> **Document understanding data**
▼▼▼

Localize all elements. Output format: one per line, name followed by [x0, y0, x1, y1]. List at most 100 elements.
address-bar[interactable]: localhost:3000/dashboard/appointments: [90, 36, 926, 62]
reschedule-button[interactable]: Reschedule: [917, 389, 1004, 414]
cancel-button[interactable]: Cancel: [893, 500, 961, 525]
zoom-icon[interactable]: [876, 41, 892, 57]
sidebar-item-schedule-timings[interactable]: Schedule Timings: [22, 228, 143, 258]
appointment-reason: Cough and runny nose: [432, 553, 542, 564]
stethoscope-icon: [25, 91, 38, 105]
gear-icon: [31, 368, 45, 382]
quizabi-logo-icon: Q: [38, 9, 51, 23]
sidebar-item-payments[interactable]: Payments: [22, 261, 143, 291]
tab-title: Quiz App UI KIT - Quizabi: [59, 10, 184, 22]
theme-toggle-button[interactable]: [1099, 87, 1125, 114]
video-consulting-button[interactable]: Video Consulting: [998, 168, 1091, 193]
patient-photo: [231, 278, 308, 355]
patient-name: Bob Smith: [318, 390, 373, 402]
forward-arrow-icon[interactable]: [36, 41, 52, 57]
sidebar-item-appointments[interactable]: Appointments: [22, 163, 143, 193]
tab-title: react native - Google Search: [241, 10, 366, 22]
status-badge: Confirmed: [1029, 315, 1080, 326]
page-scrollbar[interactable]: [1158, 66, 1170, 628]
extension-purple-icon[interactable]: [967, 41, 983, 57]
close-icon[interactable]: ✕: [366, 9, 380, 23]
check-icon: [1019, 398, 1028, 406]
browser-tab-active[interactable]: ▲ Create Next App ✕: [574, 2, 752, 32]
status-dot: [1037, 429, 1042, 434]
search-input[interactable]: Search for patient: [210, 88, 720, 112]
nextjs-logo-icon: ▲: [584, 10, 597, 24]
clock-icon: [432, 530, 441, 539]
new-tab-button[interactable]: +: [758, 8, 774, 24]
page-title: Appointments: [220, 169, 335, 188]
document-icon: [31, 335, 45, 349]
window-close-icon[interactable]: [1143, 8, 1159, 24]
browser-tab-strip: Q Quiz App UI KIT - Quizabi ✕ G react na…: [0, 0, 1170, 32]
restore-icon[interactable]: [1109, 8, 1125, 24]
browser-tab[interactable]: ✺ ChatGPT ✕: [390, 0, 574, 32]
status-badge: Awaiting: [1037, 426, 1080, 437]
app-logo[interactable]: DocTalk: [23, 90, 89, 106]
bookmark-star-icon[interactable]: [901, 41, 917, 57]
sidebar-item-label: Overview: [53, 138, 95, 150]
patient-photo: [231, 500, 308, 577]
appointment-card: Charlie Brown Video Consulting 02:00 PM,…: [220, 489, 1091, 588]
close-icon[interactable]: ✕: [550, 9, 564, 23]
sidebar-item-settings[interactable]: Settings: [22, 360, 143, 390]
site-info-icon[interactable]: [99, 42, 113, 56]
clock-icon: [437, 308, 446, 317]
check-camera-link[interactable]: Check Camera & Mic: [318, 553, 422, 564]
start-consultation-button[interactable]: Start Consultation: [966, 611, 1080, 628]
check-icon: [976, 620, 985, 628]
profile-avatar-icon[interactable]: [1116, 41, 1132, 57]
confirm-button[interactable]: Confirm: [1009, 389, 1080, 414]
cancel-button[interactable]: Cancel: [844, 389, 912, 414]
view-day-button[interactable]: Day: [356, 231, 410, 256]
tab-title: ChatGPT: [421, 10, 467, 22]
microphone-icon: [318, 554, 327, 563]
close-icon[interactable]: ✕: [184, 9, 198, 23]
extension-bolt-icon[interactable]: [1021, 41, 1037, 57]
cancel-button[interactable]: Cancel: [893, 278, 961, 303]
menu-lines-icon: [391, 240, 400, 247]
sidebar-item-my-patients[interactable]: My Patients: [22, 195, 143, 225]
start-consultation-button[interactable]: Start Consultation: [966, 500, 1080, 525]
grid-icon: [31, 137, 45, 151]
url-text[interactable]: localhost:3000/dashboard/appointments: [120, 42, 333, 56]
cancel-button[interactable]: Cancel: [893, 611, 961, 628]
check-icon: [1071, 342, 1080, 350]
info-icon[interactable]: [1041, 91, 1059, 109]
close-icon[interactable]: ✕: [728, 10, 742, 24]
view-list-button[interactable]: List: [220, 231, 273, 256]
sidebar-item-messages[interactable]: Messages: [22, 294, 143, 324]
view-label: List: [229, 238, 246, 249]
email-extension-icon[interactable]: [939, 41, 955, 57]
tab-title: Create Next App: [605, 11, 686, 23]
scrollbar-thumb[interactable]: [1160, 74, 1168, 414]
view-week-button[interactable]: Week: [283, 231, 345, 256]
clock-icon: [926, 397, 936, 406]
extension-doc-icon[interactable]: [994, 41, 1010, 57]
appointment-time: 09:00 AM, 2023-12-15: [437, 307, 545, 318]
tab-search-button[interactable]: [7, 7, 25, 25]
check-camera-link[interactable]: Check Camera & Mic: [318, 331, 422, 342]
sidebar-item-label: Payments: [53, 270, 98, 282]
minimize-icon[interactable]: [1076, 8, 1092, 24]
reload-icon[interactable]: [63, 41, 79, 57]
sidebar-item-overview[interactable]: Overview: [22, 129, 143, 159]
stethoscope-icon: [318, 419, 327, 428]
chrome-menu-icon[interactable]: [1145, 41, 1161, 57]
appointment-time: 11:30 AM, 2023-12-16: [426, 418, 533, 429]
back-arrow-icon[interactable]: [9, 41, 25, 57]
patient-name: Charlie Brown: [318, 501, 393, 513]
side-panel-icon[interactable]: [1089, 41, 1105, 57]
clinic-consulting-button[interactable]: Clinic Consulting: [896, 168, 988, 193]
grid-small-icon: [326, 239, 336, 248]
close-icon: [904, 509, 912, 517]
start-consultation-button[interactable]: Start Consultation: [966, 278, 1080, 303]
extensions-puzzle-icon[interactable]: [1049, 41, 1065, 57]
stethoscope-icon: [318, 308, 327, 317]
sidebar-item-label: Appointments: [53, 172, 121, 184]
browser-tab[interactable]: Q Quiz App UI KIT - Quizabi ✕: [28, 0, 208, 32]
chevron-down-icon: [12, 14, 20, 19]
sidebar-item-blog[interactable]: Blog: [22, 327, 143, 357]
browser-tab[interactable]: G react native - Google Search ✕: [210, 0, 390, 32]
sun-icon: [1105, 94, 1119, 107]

▲▲▲

> **About this task**
Filter the records above for "Start" and copy every matching line.

> **Written solution**
start-consultation-button[interactable]: Start Consultation: [966, 611, 1080, 628]
start-consultation-button[interactable]: Start Consultation: [966, 500, 1080, 525]
start-consultation-button[interactable]: Start Consultation: [966, 278, 1080, 303]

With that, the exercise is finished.